What you have to do =>
Repeat each record below exactly, dropping the pictures.

Material for this exercise =>
────
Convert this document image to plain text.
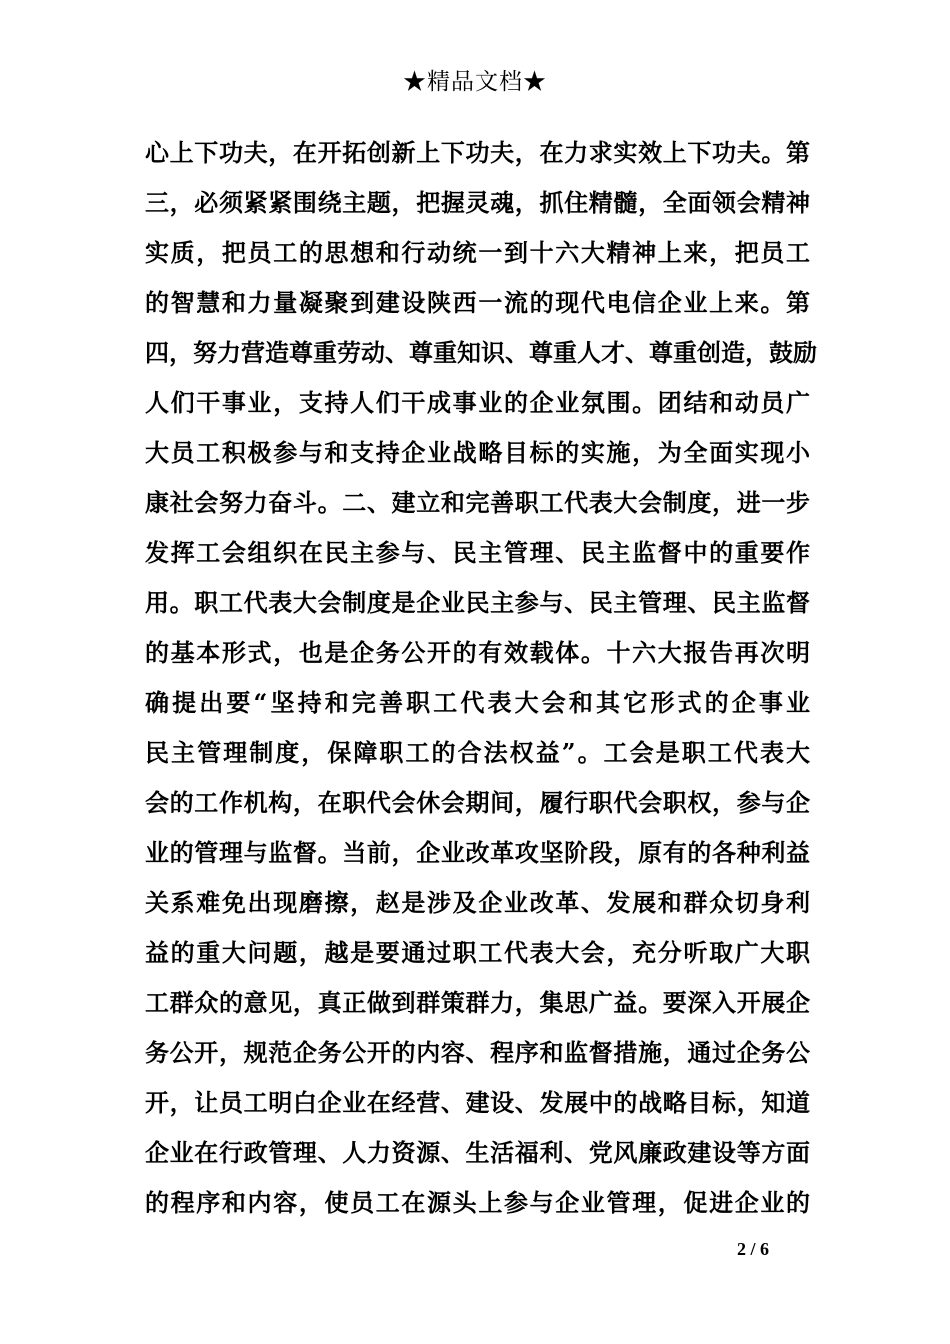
★精品文档★
心上下功夫，在开拓创新上下功夫，在力求实效上下功夫。第
三，必须紧紧围绕主题，把握灵魂，抓住精髓，全面领会精神
实质，把员工的思想和行动统一到十六大精神上来，把员工
的智慧和力量凝聚到建设陕西一流的现代电信企业上来。第
四，努力营造尊重劳动、尊重知识、尊重人才、尊重创造，鼓励
人们干事业，支持人们干成事业的企业氛围。团结和动员广
大员工积极参与和支持企业战略目标的实施，为全面实现小
康社会努力奋斗。二、建立和完善职工代表大会制度，进一步
发挥工会组织在民主参与、民主管理、民主监督中的重要作
用。职工代表大会制度是企业民主参与、民主管理、民主监督
的基本形式，也是企务公开的有效载体。十六大报告再次明
确提出要“坚持和完善职工代表大会和其它形式的企事业
民主管理制度，保障职工的合法权益”。工会是职工代表大
会的工作机构，在职代会休会期间，履行职代会职权，参与企
业的管理与监督。当前，企业改革攻坚阶段，原有的各种利益
关系难免出现磨擦，赵是涉及企业改革、发展和群众切身利
益的重大问题，越是要通过职工代表大会，充分听取广大职
工群众的意见，真正做到群策群力，集思广益。要深入开展企
务公开，规范企务公开的内容、程序和监督措施，通过企务公
开，让员工明白企业在经营、建设、发展中的战略目标，知道
企业在行政管理、人力资源、生活福利、党风廉政建设等方面
的程序和内容，使员工在源头上参与企业管理，促进企业的
2 / 6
────
Final answer =>
Convert this document image to plain text.
★精品文档★
心上下功夫，在开拓创新上下功夫，在力求实效上下功夫。第
三，必须紧紧围绕主题，把握灵魂，抓住精髓，全面领会精神
实质，把员工的思想和行动统一到十六大精神上来，把员工
的智慧和力量凝聚到建设陕西一流的现代电信企业上来。第
四，努力营造尊重劳动、尊重知识、尊重人才、尊重创造，鼓励
人们干事业，支持人们干成事业的企业氛围。团结和动员广
大员工积极参与和支持企业战略目标的实施，为全面实现小
康社会努力奋斗。二、建立和完善职工代表大会制度，进一步
发挥工会组织在民主参与、民主管理、民主监督中的重要作
用。职工代表大会制度是企业民主参与、民主管理、民主监督
的基本形式，也是企务公开的有效载体。十六大报告再次明
确提出要“坚持和完善职工代表大会和其它形式的企事业
民主管理制度，保障职工的合法权益”。工会是职工代表大
会的工作机构，在职代会休会期间，履行职代会职权，参与企
业的管理与监督。当前，企业改革攻坚阶段，原有的各种利益
关系难免出现磨擦，赵是涉及企业改革、发展和群众切身利
益的重大问题，越是要通过职工代表大会，充分听取广大职
工群众的意见，真正做到群策群力，集思广益。要深入开展企
务公开，规范企务公开的内容、程序和监督措施，通过企务公
开，让员工明白企业在经营、建设、发展中的战略目标，知道
企业在行政管理、人力资源、生活福利、党风廉政建设等方面
的程序和内容，使员工在源头上参与企业管理，促进企业的
2 / 6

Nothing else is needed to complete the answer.